# [EXERCISE AIM]
Pick out the lines in the listing below that contain the word "Salpeter" and copy them.

# [DATASET RECORDS]
.....
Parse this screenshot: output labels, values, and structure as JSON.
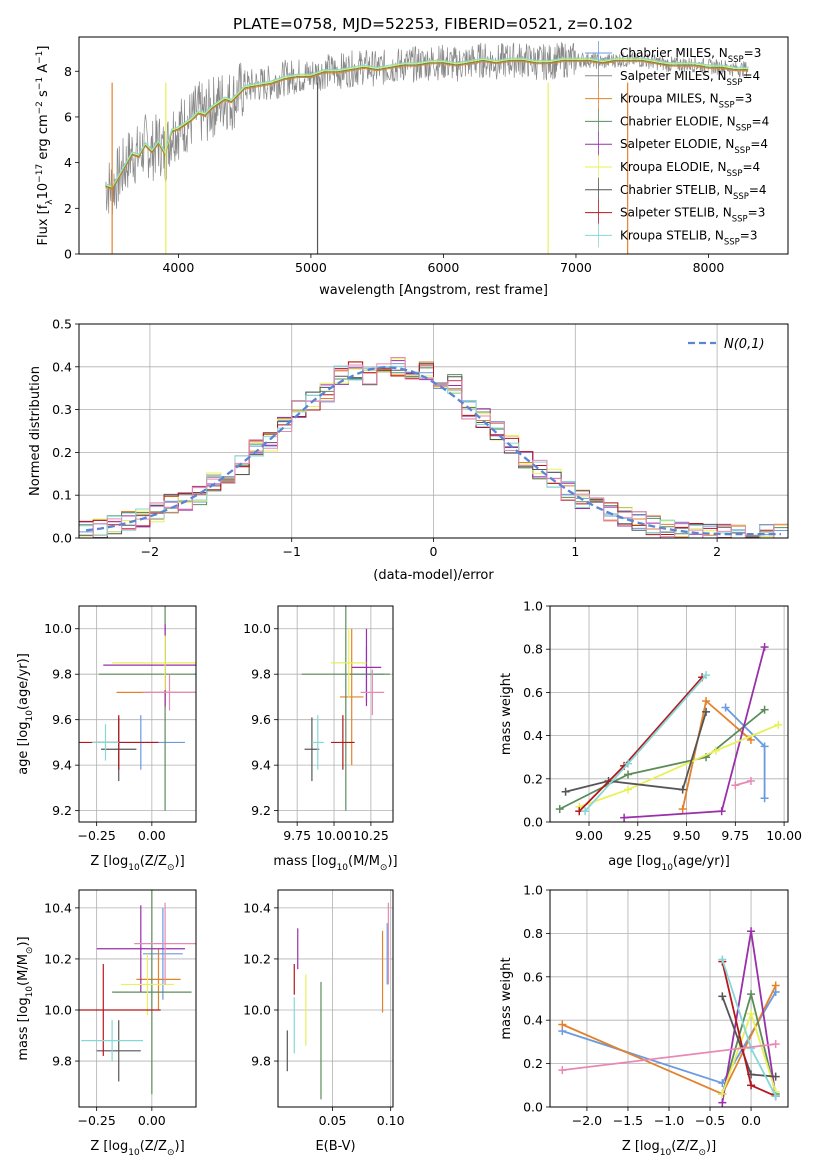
{
  "title": "PLATE=0758, MJD=52253, FIBERID=0521, z=0.102",
  "colors": [
    "#6a9ae0",
    "#e3822a",
    "#5c8c5c",
    "#9a2faa",
    "#e8f05a",
    "#555555",
    "#b5171d",
    "#86d8d6",
    "#e68ab5",
    "#888888"
  ],
  "legend_spectrum": [
    {
      "label": "Chabrier MILES, N",
      "sub": "SSP",
      "rest": "=3",
      "color": "#6a9ae0"
    },
    {
      "label": "Salpeter MILES, N",
      "sub": "SSP",
      "rest": "=4",
      "color": "#888888"
    },
    {
      "label": "Kroupa MILES, N",
      "sub": "SSP",
      "rest": "=3",
      "color": "#e3822a"
    },
    {
      "label": "Chabrier ELODIE, N",
      "sub": "SSP",
      "rest": "=4",
      "color": "#5c8c5c"
    },
    {
      "label": "Salpeter ELODIE, N",
      "sub": "SSP",
      "rest": "=4",
      "color": "#9a2faa"
    },
    {
      "label": "Kroupa ELODIE, N",
      "sub": "SSP",
      "rest": "=4",
      "color": "#e8f05a"
    },
    {
      "label": "Chabrier STELIB, N",
      "sub": "SSP",
      "rest": "=4",
      "color": "#555555"
    },
    {
      "label": "Salpeter STELIB, N",
      "sub": "SSP",
      "rest": "=3",
      "color": "#b5171d"
    },
    {
      "label": "Kroupa STELIB, N",
      "sub": "SSP",
      "rest": "=3",
      "color": "#86d8d6"
    }
  ],
  "chart_data": [
    {
      "type": "line",
      "xlabel": "wavelength [Angstrom, rest frame]",
      "ylabel": "Flux [f",
      "ylabel_sub": "λ",
      "ylabel_rest": "10",
      "ylabel_exp": "−17",
      "ylabel_tail": " erg cm",
      "ylabel_exp2": "−2",
      "ylabel_tail2": " s",
      "ylabel_exp3": "−1",
      "ylabel_tail3": " A",
      "ylabel_exp4": "−1",
      "ylabel_end": "]",
      "xlim": [
        3250,
        8600
      ],
      "ylim": [
        0,
        9.5
      ],
      "xticks": [
        "4000",
        "5000",
        "6000",
        "7000",
        "8000"
      ],
      "xtick_values": [
        4000,
        5000,
        6000,
        7000,
        8000
      ],
      "yticks": [
        "0",
        "2",
        "4",
        "6",
        "8"
      ],
      "ytick_values": [
        0,
        2,
        4,
        6,
        8
      ],
      "x": [
        3450,
        3500,
        3550,
        3600,
        3650,
        3700,
        3750,
        3800,
        3850,
        3900,
        3950,
        4000,
        4050,
        4100,
        4150,
        4200,
        4250,
        4300,
        4350,
        4400,
        4450,
        4500,
        4600,
        4700,
        4800,
        4900,
        5000,
        5100,
        5200,
        5300,
        5400,
        5500,
        5600,
        5700,
        5800,
        5900,
        6000,
        6100,
        6200,
        6300,
        6400,
        6500,
        6600,
        6700,
        6800,
        6900,
        7000,
        7100,
        7200,
        7300,
        7400,
        7500,
        7600,
        7700,
        7800,
        7900,
        8000,
        8100,
        8200,
        8300
      ],
      "series": [
        {
          "name": "model",
          "values": [
            3.0,
            2.9,
            3.4,
            3.9,
            4.4,
            4.3,
            4.8,
            4.5,
            4.9,
            4.4,
            5.4,
            5.5,
            5.7,
            5.9,
            6.2,
            6.1,
            6.4,
            6.6,
            6.8,
            6.7,
            7.0,
            7.3,
            7.4,
            7.5,
            7.7,
            7.8,
            7.8,
            8.0,
            8.0,
            8.1,
            8.2,
            8.1,
            8.2,
            8.3,
            8.3,
            8.4,
            8.4,
            8.3,
            8.4,
            8.5,
            8.4,
            8.5,
            8.5,
            8.4,
            8.4,
            8.5,
            8.5,
            8.5,
            8.4,
            8.5,
            8.5,
            8.5,
            8.4,
            8.3,
            8.3,
            8.3,
            8.2,
            8.2,
            8.1,
            8.1
          ]
        }
      ]
    },
    {
      "type": "bar",
      "xlabel": "(data-model)/error",
      "ylabel": "Normed distribution",
      "xlim": [
        -2.5,
        2.5
      ],
      "ylim": [
        0,
        0.5
      ],
      "xticks": [
        "−2",
        "−1",
        "0",
        "1",
        "2"
      ],
      "xtick_values": [
        -2,
        -1,
        0,
        1,
        2
      ],
      "yticks": [
        "0.0",
        "0.1",
        "0.2",
        "0.3",
        "0.4",
        "0.5"
      ],
      "ytick_values": [
        0,
        0.1,
        0.2,
        0.3,
        0.4,
        0.5
      ],
      "legend": "N(0,1)",
      "bin_width": 0.1,
      "bin_start": -2.5,
      "reference": [
        0.018,
        0.022,
        0.028,
        0.036,
        0.045,
        0.056,
        0.07,
        0.085,
        0.104,
        0.125,
        0.15,
        0.175,
        0.202,
        0.231,
        0.26,
        0.29,
        0.32,
        0.345,
        0.366,
        0.382,
        0.394,
        0.399,
        0.397,
        0.389,
        0.374,
        0.354,
        0.33,
        0.303,
        0.274,
        0.244,
        0.214,
        0.186,
        0.159,
        0.134,
        0.111,
        0.09,
        0.072,
        0.057,
        0.045,
        0.035,
        0.027,
        0.021,
        0.016,
        0.012,
        0.01,
        0.009,
        0.009,
        0.009,
        0.009,
        0.009
      ],
      "series_values": [
        0.02,
        0.022,
        0.03,
        0.04,
        0.048,
        0.06,
        0.08,
        0.085,
        0.1,
        0.13,
        0.15,
        0.17,
        0.21,
        0.225,
        0.26,
        0.3,
        0.32,
        0.34,
        0.38,
        0.39,
        0.38,
        0.41,
        0.4,
        0.38,
        0.39,
        0.34,
        0.36,
        0.3,
        0.28,
        0.25,
        0.22,
        0.18,
        0.16,
        0.14,
        0.11,
        0.09,
        0.08,
        0.06,
        0.05,
        0.04,
        0.03,
        0.02,
        0.015,
        0.012,
        0.01,
        0.01,
        0.01,
        0.01,
        0.01,
        0.01
      ]
    },
    {
      "type": "scatter",
      "xlabel": "Z [log",
      "xlabel_sub": "10",
      "xlabel_rest": "(Z/Z",
      "xlabel_sub2": "⊙",
      "xlabel_end": ")]",
      "ylabel": "age  [log",
      "ylabel_sub": "10",
      "ylabel_rest": "(age/yr)]",
      "xlim": [
        -0.33,
        0.2
      ],
      "ylim": [
        9.15,
        10.1
      ],
      "xticks": [
        "−0.25",
        "0.00"
      ],
      "xtick_values": [
        -0.25,
        0.0
      ],
      "yticks": [
        "9.2",
        "9.4",
        "9.6",
        "9.8",
        "10.0"
      ],
      "ytick_values": [
        9.2,
        9.4,
        9.6,
        9.8,
        10.0
      ],
      "points": [
        {
          "x": -0.05,
          "y": 9.5,
          "xerr": 0.2,
          "yerr": 0.12,
          "color": "#6a9ae0"
        },
        {
          "x": 0.06,
          "y": 9.72,
          "xerr": 0.22,
          "yerr": 0.07,
          "color": "#e3822a"
        },
        {
          "x": 0.06,
          "y": 9.8,
          "xerr": 0.3,
          "yerr": 0.6,
          "color": "#5c8c5c"
        },
        {
          "x": 0.06,
          "y": 9.84,
          "xerr": 0.28,
          "yerr": 0.18,
          "color": "#9a2faa"
        },
        {
          "x": 0.06,
          "y": 9.85,
          "xerr": 0.24,
          "yerr": 0.12,
          "color": "#e8f05a"
        },
        {
          "x": -0.15,
          "y": 9.47,
          "xerr": 0.08,
          "yerr": 0.14,
          "color": "#555555"
        },
        {
          "x": -0.15,
          "y": 9.5,
          "xerr": 0.18,
          "yerr": 0.12,
          "color": "#b5171d"
        },
        {
          "x": -0.21,
          "y": 9.5,
          "xerr": 0.06,
          "yerr": 0.08,
          "color": "#86d8d6"
        },
        {
          "x": 0.08,
          "y": 9.72,
          "xerr": 0.12,
          "yerr": 0.08,
          "color": "#e68ab5"
        }
      ]
    },
    {
      "type": "scatter",
      "xlabel": "mass [log",
      "xlabel_sub": "10",
      "xlabel_rest": "(M/M",
      "xlabel_sub2": "⊙",
      "xlabel_end": ")]",
      "xlim": [
        9.62,
        10.4
      ],
      "ylim": [
        9.15,
        10.1
      ],
      "xticks": [
        "9.75",
        "10.00",
        "10.25"
      ],
      "xtick_values": [
        9.75,
        10.0,
        10.25
      ],
      "yticks": [
        "9.2",
        "9.4",
        "9.6",
        "9.8",
        "10.0"
      ],
      "ytick_values": [
        9.2,
        9.4,
        9.6,
        9.8,
        10.0
      ],
      "points": [
        {
          "x": 10.22,
          "y": 9.8,
          "xerr": 0.12,
          "yerr": 0.12,
          "color": "#6a9ae0"
        },
        {
          "x": 10.12,
          "y": 9.7,
          "xerr": 0.08,
          "yerr": 0.3,
          "color": "#e3822a"
        },
        {
          "x": 10.08,
          "y": 9.8,
          "xerr": 0.3,
          "yerr": 0.6,
          "color": "#5c8c5c"
        },
        {
          "x": 10.22,
          "y": 9.83,
          "xerr": 0.1,
          "yerr": 0.17,
          "color": "#9a2faa"
        },
        {
          "x": 10.1,
          "y": 9.85,
          "xerr": 0.12,
          "yerr": 0.15,
          "color": "#e8f05a"
        },
        {
          "x": 9.85,
          "y": 9.47,
          "xerr": 0.05,
          "yerr": 0.14,
          "color": "#555555"
        },
        {
          "x": 10.06,
          "y": 9.5,
          "xerr": 0.08,
          "yerr": 0.12,
          "color": "#b5171d"
        },
        {
          "x": 9.89,
          "y": 9.5,
          "xerr": 0.04,
          "yerr": 0.12,
          "color": "#86d8d6"
        },
        {
          "x": 10.26,
          "y": 9.72,
          "xerr": 0.08,
          "yerr": 0.1,
          "color": "#e68ab5"
        }
      ]
    },
    {
      "type": "line",
      "xlabel": "age  [log",
      "xlabel_sub": "10",
      "xlabel_rest": "(age/yr)]",
      "ylabel": "mass weight",
      "xlim": [
        8.8,
        10.02
      ],
      "ylim": [
        0,
        1
      ],
      "xticks": [
        "9.00",
        "9.25",
        "9.50",
        "9.75",
        "10.00"
      ],
      "xtick_values": [
        9.0,
        9.25,
        9.5,
        9.75,
        10.0
      ],
      "yticks": [
        "0.0",
        "0.2",
        "0.4",
        "0.6",
        "0.8",
        "1.0"
      ],
      "ytick_values": [
        0,
        0.2,
        0.4,
        0.6,
        0.8,
        1.0
      ],
      "series": [
        {
          "x": [
            9.7,
            9.9,
            9.9
          ],
          "y": [
            0.53,
            0.35,
            0.11
          ],
          "color": "#6a9ae0"
        },
        {
          "x": [
            9.48,
            9.6,
            9.83
          ],
          "y": [
            0.06,
            0.56,
            0.38
          ],
          "color": "#e3822a"
        },
        {
          "x": [
            8.85,
            9.2,
            9.6,
            9.9
          ],
          "y": [
            0.06,
            0.22,
            0.3,
            0.52
          ],
          "color": "#5c8c5c"
        },
        {
          "x": [
            9.18,
            9.68,
            9.9
          ],
          "y": [
            0.02,
            0.05,
            0.81
          ],
          "color": "#9a2faa"
        },
        {
          "x": [
            8.95,
            9.2,
            9.65,
            9.97
          ],
          "y": [
            0.07,
            0.15,
            0.33,
            0.45
          ],
          "color": "#e8f05a"
        },
        {
          "x": [
            8.88,
            9.1,
            9.48,
            9.6
          ],
          "y": [
            0.14,
            0.19,
            0.15,
            0.51
          ],
          "color": "#555555"
        },
        {
          "x": [
            8.95,
            9.18,
            9.58
          ],
          "y": [
            0.05,
            0.26,
            0.67
          ],
          "color": "#b5171d"
        },
        {
          "x": [
            8.98,
            9.2,
            9.6
          ],
          "y": [
            0.05,
            0.27,
            0.68
          ],
          "color": "#86d8d6"
        },
        {
          "x": [
            9.75,
            9.83
          ],
          "y": [
            0.17,
            0.19
          ],
          "color": "#e68ab5"
        }
      ]
    },
    {
      "type": "scatter",
      "xlabel": "Z [log",
      "xlabel_sub": "10",
      "xlabel_rest": "(Z/Z",
      "xlabel_sub2": "⊙",
      "xlabel_end": ")]",
      "ylabel": "mass [log",
      "ylabel_sub": "10",
      "ylabel_rest": "(M/M",
      "ylabel_sub2": "⊙",
      "ylabel_end": ")]",
      "xlim": [
        -0.33,
        0.2
      ],
      "ylim": [
        9.62,
        10.47
      ],
      "xticks": [
        "−0.25",
        "0.00"
      ],
      "xtick_values": [
        -0.25,
        0.0
      ],
      "yticks": [
        "9.8",
        "10.0",
        "10.2",
        "10.4"
      ],
      "ytick_values": [
        9.8,
        10.0,
        10.2,
        10.4
      ],
      "points": [
        {
          "x": 0.05,
          "y": 10.22,
          "xerr": 0.09,
          "yerr": 0.18,
          "color": "#6a9ae0"
        },
        {
          "x": 0.03,
          "y": 10.12,
          "xerr": 0.1,
          "yerr": 0.12,
          "color": "#e3822a"
        },
        {
          "x": 0.0,
          "y": 10.07,
          "xerr": 0.18,
          "yerr": 0.4,
          "color": "#5c8c5c"
        },
        {
          "x": -0.05,
          "y": 10.24,
          "xerr": 0.2,
          "yerr": 0.17,
          "color": "#9a2faa"
        },
        {
          "x": -0.02,
          "y": 10.1,
          "xerr": 0.12,
          "yerr": 0.12,
          "color": "#e8f05a"
        },
        {
          "x": -0.15,
          "y": 9.84,
          "xerr": 0.1,
          "yerr": 0.12,
          "color": "#555555"
        },
        {
          "x": -0.22,
          "y": 10.0,
          "xerr": 0.26,
          "yerr": 0.18,
          "color": "#b5171d"
        },
        {
          "x": -0.18,
          "y": 9.88,
          "xerr": 0.14,
          "yerr": 0.08,
          "color": "#86d8d6"
        },
        {
          "x": 0.06,
          "y": 10.26,
          "xerr": 0.14,
          "yerr": 0.16,
          "color": "#e68ab5"
        }
      ]
    },
    {
      "type": "scatter",
      "xlabel": "E(B-V)",
      "xlim": [
        0.003,
        0.102
      ],
      "ylim": [
        9.62,
        10.47
      ],
      "xticks": [
        "0.05",
        "0.10"
      ],
      "xtick_values": [
        0.05,
        0.1
      ],
      "yticks": [
        "9.8",
        "10.0",
        "10.2",
        "10.4"
      ],
      "ytick_values": [
        9.8,
        10.0,
        10.2,
        10.4
      ],
      "points": [
        {
          "x": 0.097,
          "y": 10.22,
          "yerr": 0.12,
          "color": "#6a9ae0"
        },
        {
          "x": 0.093,
          "y": 10.15,
          "yerr": 0.16,
          "color": "#e3822a"
        },
        {
          "x": 0.04,
          "y": 9.88,
          "yerr": 0.23,
          "color": "#5c8c5c"
        },
        {
          "x": 0.02,
          "y": 10.24,
          "yerr": 0.08,
          "color": "#9a2faa"
        },
        {
          "x": 0.027,
          "y": 10.0,
          "yerr": 0.14,
          "color": "#e8f05a"
        },
        {
          "x": 0.011,
          "y": 9.84,
          "yerr": 0.08,
          "color": "#555555"
        },
        {
          "x": 0.017,
          "y": 10.12,
          "yerr": 0.06,
          "color": "#b5171d"
        },
        {
          "x": 0.017,
          "y": 9.94,
          "yerr": 0.11,
          "color": "#86d8d6"
        },
        {
          "x": 0.098,
          "y": 10.26,
          "yerr": 0.16,
          "color": "#e68ab5"
        }
      ]
    },
    {
      "type": "line",
      "xlabel": "Z [log",
      "xlabel_sub": "10",
      "xlabel_rest": "(Z/Z",
      "xlabel_sub2": "⊙",
      "xlabel_end": ")]",
      "ylabel": "mass weight",
      "xlim": [
        -2.45,
        0.45
      ],
      "ylim": [
        0,
        1
      ],
      "xticks": [
        "−2.0",
        "−1.5",
        "−1.0",
        "−0.5",
        "0.0"
      ],
      "xtick_values": [
        -2.0,
        -1.5,
        -1.0,
        -0.5,
        0.0
      ],
      "yticks": [
        "0.0",
        "0.2",
        "0.4",
        "0.6",
        "0.8",
        "1.0"
      ],
      "ytick_values": [
        0,
        0.2,
        0.4,
        0.6,
        0.8,
        1.0
      ],
      "series": [
        {
          "x": [
            -2.3,
            -0.35,
            0.3
          ],
          "y": [
            0.35,
            0.11,
            0.53
          ],
          "color": "#6a9ae0"
        },
        {
          "x": [
            -2.3,
            -0.35,
            0.3
          ],
          "y": [
            0.38,
            0.06,
            0.56
          ],
          "color": "#e3822a"
        },
        {
          "x": [
            -0.35,
            0.0,
            0.3
          ],
          "y": [
            0.06,
            0.52,
            0.06
          ],
          "color": "#5c8c5c"
        },
        {
          "x": [
            -0.35,
            0.0,
            0.3
          ],
          "y": [
            0.02,
            0.81,
            0.05
          ],
          "color": "#9a2faa"
        },
        {
          "x": [
            -0.35,
            0.0,
            0.3
          ],
          "y": [
            0.06,
            0.43,
            0.07
          ],
          "color": "#e8f05a"
        },
        {
          "x": [
            -0.35,
            0.0,
            0.3
          ],
          "y": [
            0.51,
            0.15,
            0.14
          ],
          "color": "#555555"
        },
        {
          "x": [
            -0.35,
            0.0,
            0.3
          ],
          "y": [
            0.67,
            0.1,
            0.05
          ],
          "color": "#b5171d"
        },
        {
          "x": [
            -0.35,
            0.0,
            0.3
          ],
          "y": [
            0.68,
            0.27,
            0.05
          ],
          "color": "#86d8d6"
        },
        {
          "x": [
            -2.3,
            0.3
          ],
          "y": [
            0.17,
            0.29
          ],
          "color": "#e68ab5"
        }
      ]
    }
  ]
}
.....
# [WRITTEN SOLUTION]
      "label": "Salpeter MILES, N",
      "label": "Salpeter ELODIE, N",
      "label": "Salpeter STELIB, N",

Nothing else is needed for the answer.